## [Brief]
In the records below, pick out all lines containing the word "какие".

## [Items]
►

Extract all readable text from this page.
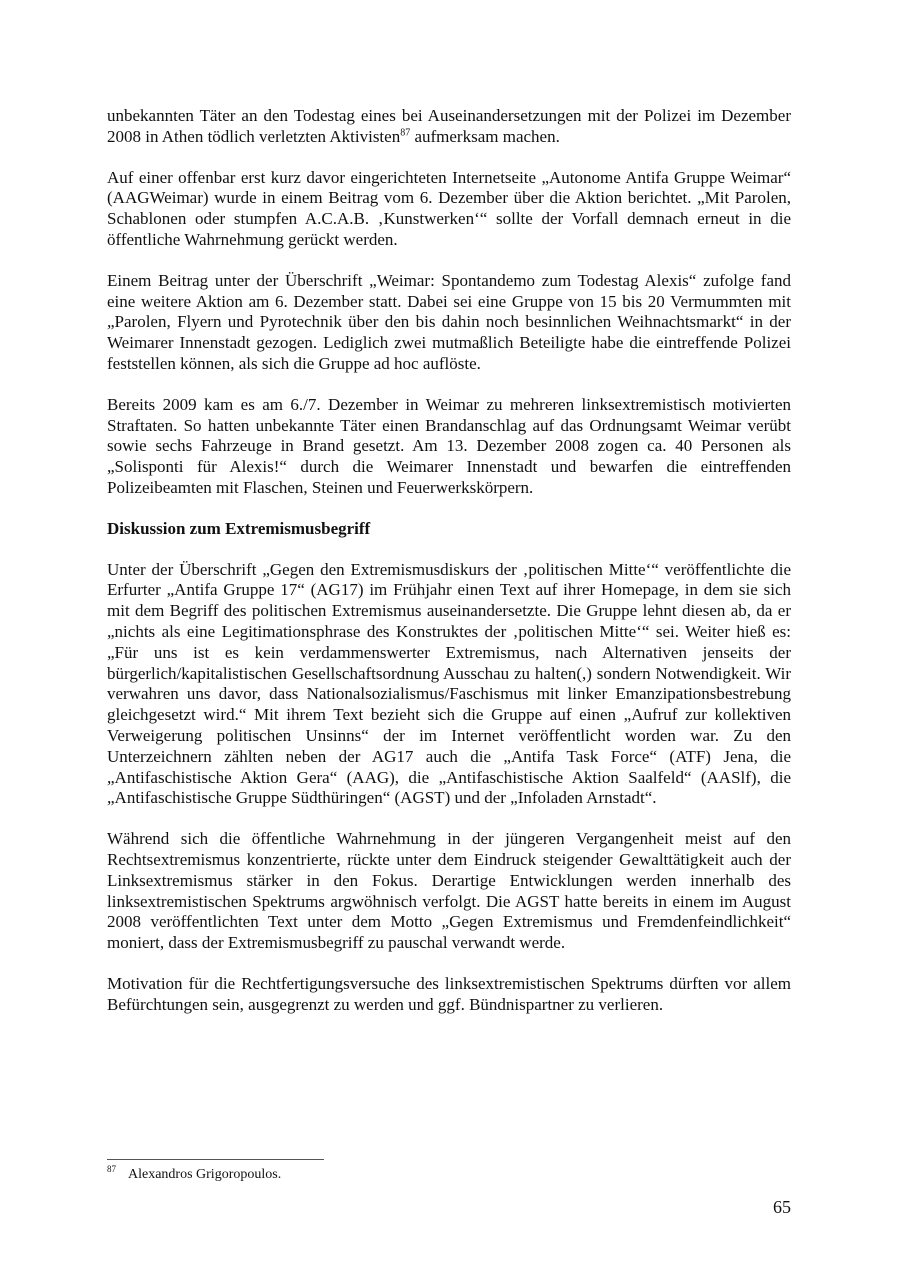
unbekannten Täter an den Todestag eines bei Auseinandersetzungen mit der Polizei im Dezember 2008 in Athen tödlich verletzten Aktivisten$^{87}$ aufmerksam machen.

Auf einer offenbar erst kurz davor eingerichteten Internetseite „Autonome Antifa Gruppe Weimar“ (AAGWeimar) wurde in einem Beitrag vom 6. Dezember über die Aktion berichtet. „Mit Parolen, Schablonen oder stumpfen A.C.A.B. ‚Kunstwerken‘“ sollte der Vorfall demnach erneut in die öffentliche Wahrnehmung gerückt werden.

Einem Beitrag unter der Überschrift „Weimar: Spontandemo zum Todestag Alexis“ zufolge fand eine weitere Aktion am 6. Dezember statt. Dabei sei eine Gruppe von 15 bis 20 Vermummten mit „Parolen, Flyern und Pyrotechnik über den bis dahin noch besinnlichen Weihnachtsmarkt“ in der Weimarer Innenstadt gezogen. Lediglich zwei mutmaßlich Beteiligte habe die eintreffende Polizei feststellen können, als sich die Gruppe ad hoc auflöste.

Bereits 2009 kam es am 6./7. Dezember in Weimar zu mehreren linksextremistisch motivierten Straftaten. So hatten unbekannte Täter einen Brandanschlag auf das Ordnungsamt Weimar verübt sowie sechs Fahrzeuge in Brand gesetzt. Am 13. Dezember 2008 zogen ca. 40 Personen als „Solisponti für Alexis!“ durch die Weimarer Innenstadt und bewarfen die eintreffenden Polizeibeamten mit Flaschen, Steinen und Feuerwerkskörpern.

Diskussion zum Extremismusbegriff

Unter der Überschrift „Gegen den Extremismusdiskurs der ‚politischen Mitte‘“ veröffentlichte die Erfurter „Antifa Gruppe 17“ (AG17) im Frühjahr einen Text auf ihrer Homepage, in dem sie sich mit dem Begriff des politischen Extremismus auseinandersetzte. Die Gruppe lehnt diesen ab, da er „nichts als eine Legitimationsphrase des Konstruktes der ‚politischen Mitte‘“ sei. Weiter hieß es: „Für uns ist es kein verdammenswerter Extremismus, nach Alternativen jenseits der bürgerlich/kapitalistischen Gesellschaftsordnung Ausschau zu halten(,) sondern Notwendigkeit. Wir verwahren uns davor, dass Nationalsozialismus/Faschismus mit linker Emanzipationsbestrebung gleichgesetzt wird.“ Mit ihrem Text bezieht sich die Gruppe auf einen „Aufruf zur kollektiven Verweigerung politischen Unsinns“ der im Internet veröffentlicht worden war. Zu den Unterzeichnern zählten neben der AG17 auch die „Antifa Task Force“ (ATF) Jena, die „Antifaschistische Aktion Gera“ (AAG), die „Antifaschistische Aktion Saalfeld“ (AASlf), die „Antifaschistische Gruppe Südthüringen“ (AGST) und der „Infoladen Arnstadt“.

Während sich die öffentliche Wahrnehmung in der jüngeren Vergangenheit meist auf den Rechtsextremismus konzentrierte, rückte unter dem Eindruck steigender Gewalttätigkeit auch der Linksextremismus stärker in den Fokus. Derartige Entwicklungen werden innerhalb des linksextremistischen Spektrums argwöhnisch verfolgt. Die AGST hatte bereits in einem im August 2008 veröffentlichten Text unter dem Motto „Gegen Extremismus und Fremdenfeindlichkeit“ moniert, dass der Extremismusbegriff zu pauschal verwandt werde.

Motivation für die Rechtfertigungsversuche des linksextremistischen Spektrums dürften vor allem Befürchtungen sein, ausgegrenzt zu werden und ggf. Bündnispartner zu verlieren.

$^{87}$ Alexandros Grigoropoulos.
65
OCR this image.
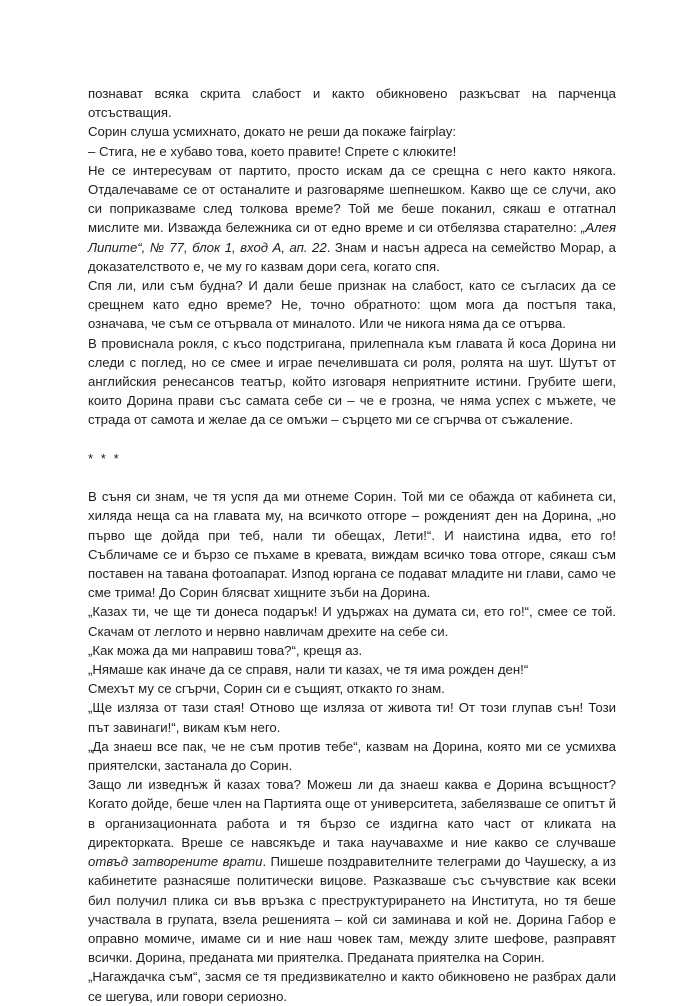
познават всяка скрита слабост и както обикновено разкъсват на парченца отсъстващия.

Сорин слуша усмихнато, докато не реши да покаже fairplay:

– Стига, не е хубаво това, което правите! Спрете с клюките!

Не се интересувам от партито, просто искам да се срещна с него както някога. Отдалечаваме се от останалите и разговаряме шепнешком. Какво ще се случи, ако си поприказваме след толкова време? Той ме беше поканил, сякаш е отгатнал мислите ми. Изважда бележника си от едно време и си отбелязва старателно: „Алея Липите“, № 77, блок 1, вход А, ап. 22. Знам и насън адреса на семейство Морар, а доказателството е, че му го казвам дори сега, когато спя.

Спя ли, или съм будна? И дали беше признак на слабост, като се съгласих да се срещнем като едно време? Не, точно обратното: щом мога да постъпя така, означава, че съм се отървала от миналото. Или че никога няма да се отърва.

В провиснала рокля, с късо подстригана, прилепнала към главата й коса Дорина ни следи с поглед, но се смее и играе печелившата си роля, ролята на шут. Шутът от английския ренесансов театър, който изговаря неприятните истини. Грубите шеги, които Дорина прави със самата себе си – че е грозна, че няма успех с мъжете, че страда от самота и желае да се омъжи – сърцето ми се сгърчва от съжаление.

* * *

В съня си знам, че тя успя да ми отнеме Сорин. Той ми се обажда от кабинета си, хиляда неща са на главата му, на всичкото отгоре – рожденият ден на Дорина, „но първо ще дойда при теб, нали ти обещах, Лети!“. И наистина идва, ето го! Събличаме се и бързо се пъхаме в кревата, виждам всичко това отгоре, сякаш съм поставен на тавана фотоапарат. Изпод юргана се подават младите ни глави, само че сме трима! До Сорин блясват хищните зъби на Дорина.

„Казах ти, че ще ти донеса подарък! И удържах на думата си, ето го!“, смее се той. Скачам от леглото и нервно навличам дрехите на себе си.

„Как можа да ми направиш това?“, крещя аз.

„Нямаше как иначе да се справя, нали ти казах, че тя има рожден ден!“

Смехът му се сгърчи, Сорин си е същият, откакто го знам.

„Ще изляза от тази стая! Отново ще изляза от живота ти! От този глупав сън! Този път завинаги!“, викам към него.

„Да знаеш все пак, че не съм против тебе“, казвам на Дорина, която ми се усмихва приятелски, застанала до Сорин.

Защо ли изведнъж й казах това? Можеш ли да знаеш каква е Дорина всъщност? Когато дойде, беше член на Партията още от университета, забелязваше се опитът й в организационната работа и тя бързо се издигна като част от кликата на директорката. Вреше се навсякъде и така научавахме и ние какво се случваше отвъд затворените врати. Пишеше поздравителните телеграми до Чаушеску, а из кабинетите разнасяше политически вицове. Разказваше със съчувствие как всеки бил получил плика си във връзка с преструктурирането на Института, но тя беше участвала в групата, взела решенията – кой си заминава и кой не. Дорина Габор е оправно момиче, имаме си и ние наш човек там, между злите шефове, разправят всички. Дорина, преданата ми приятелка. Преданата приятелка на Сорин.

„Нагаждачка съм“, засмя се тя предизвикателно и както обикновено не разбрах дали се шегува, или говори сериозно.
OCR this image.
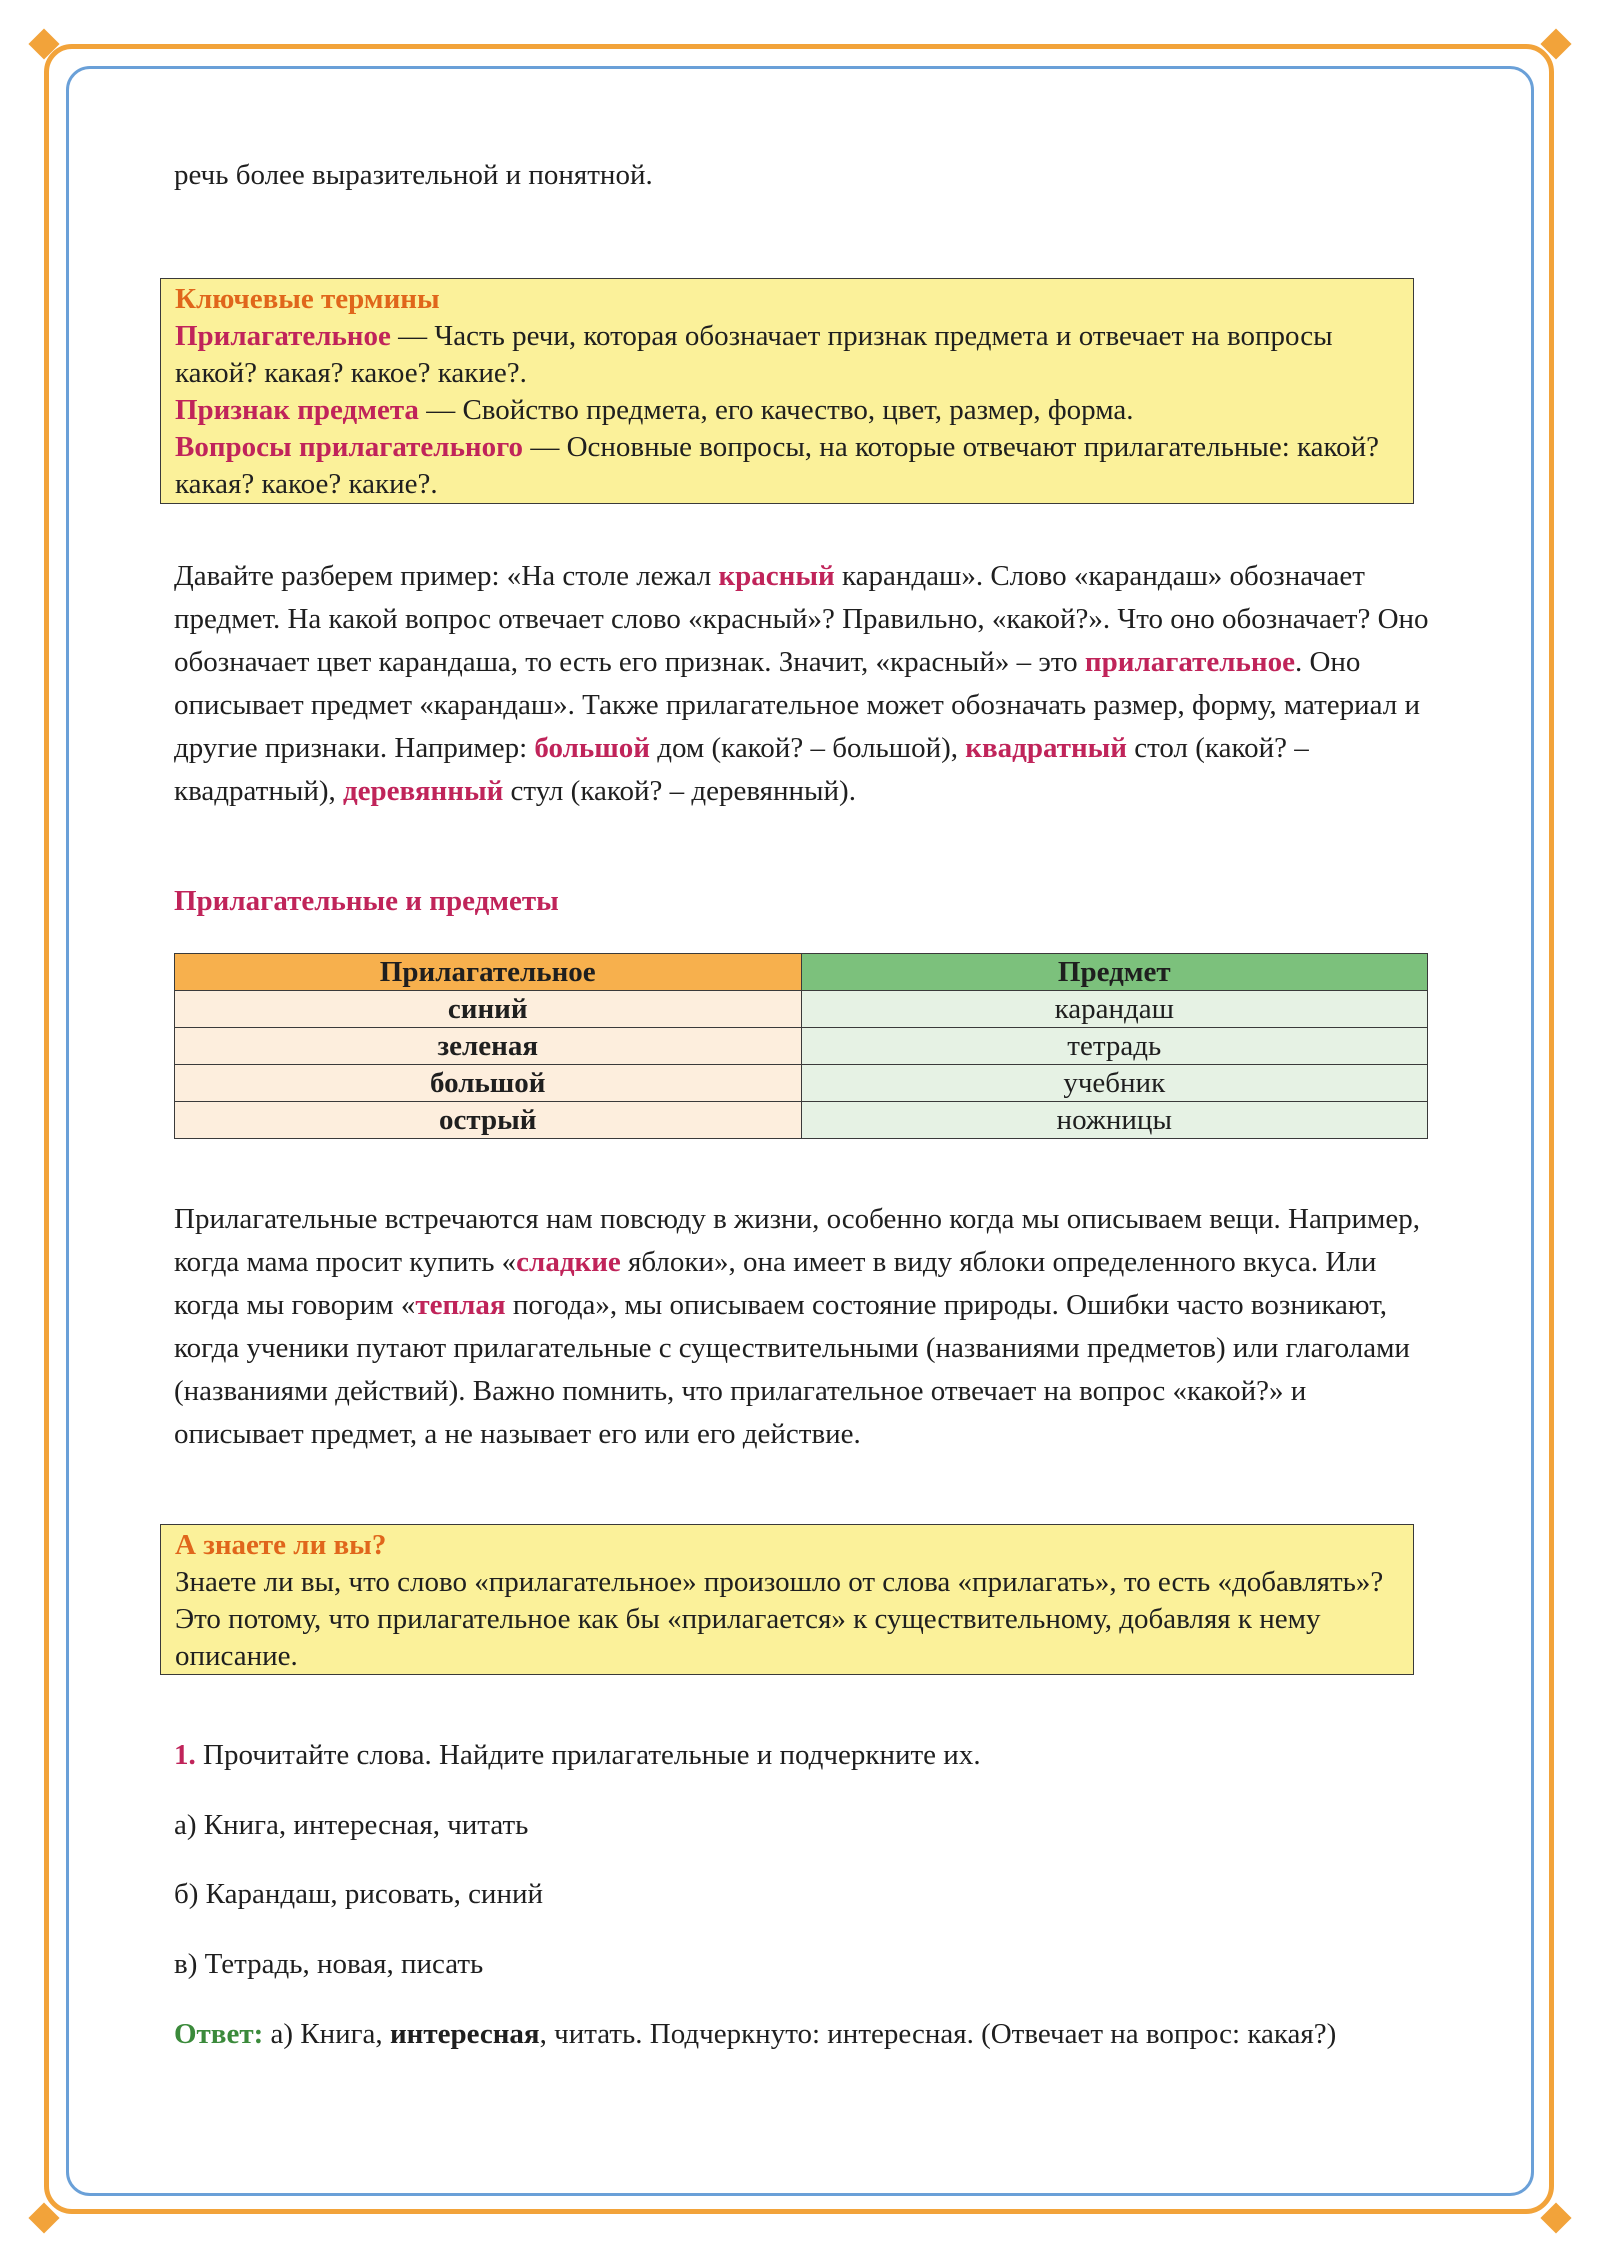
речь более выразительной и понятной.

Ключевые термины
Прилагательное — Часть речи, которая обозначает признак предмета и отвечает на вопросы какой? какая? какое? какие?.
Признак предмета — Свойство предмета, его качество, цвет, размер, форма.
Вопросы прилагательного — Основные вопросы, на которые отвечают прилагательные: какой? какая? какое? какие?.

Давайте разберем пример: «На столе лежал красный карандаш». Слово «карандаш» обозначает предмет. На какой вопрос отвечает слово «красный»? Правильно, «какой?». Что оно обозначает? Оно обозначает цвет карандаша, то есть его признак. Значит, «красный» – это прилагательное. Оно описывает предмет «карандаш». Также прилагательное может обозначать размер, форму, материал и другие признаки. Например: большой дом (какой? – большой), квадратный стол (какой? – квадратный), деревянный стул (какой? – деревянный).

Прилагательные и предметы

Прилагательное	Предмет
синий	карандаш
зеленая	тетрадь
большой	учебник
острый	ножницы

Прилагательные встречаются нам повсюду в жизни, особенно когда мы описываем вещи. Например, когда мама просит купить «сладкие яблоки», она имеет в виду яблоки определенного вкуса. Или когда мы говорим «теплая погода», мы описываем состояние природы. Ошибки часто возникают, когда ученики путают прилагательные с существительными (названиями предметов) или глаголами (названиями действий). Важно помнить, что прилагательное отвечает на вопрос «какой?» и описывает предмет, а не называет его или его действие.

А знаете ли вы?
Знаете ли вы, что слово «прилагательное» произошло от слова «прилагать», то есть «добавлять»? Это потому, что прилагательное как бы «прилагается» к существительному, добавляя к нему описание.

1. Прочитайте слова. Найдите прилагательные и подчеркните их.

а) Книга, интересная, читать

б) Карандаш, рисовать, синий

в) Тетрадь, новая, писать

Ответ: а) Книга, интересная, читать. Подчеркнуто: интересная. (Отвечает на вопрос: какая?)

◄

## [The completed task]
Прилагательное — Часть речи, которая обозначает признак предмета и отвечает на вопросы какой? какая? какое? какие?.
Вопросы прилагательного — Основные вопросы, на которые отвечают прилагательные: какой? какая? какое? какие?.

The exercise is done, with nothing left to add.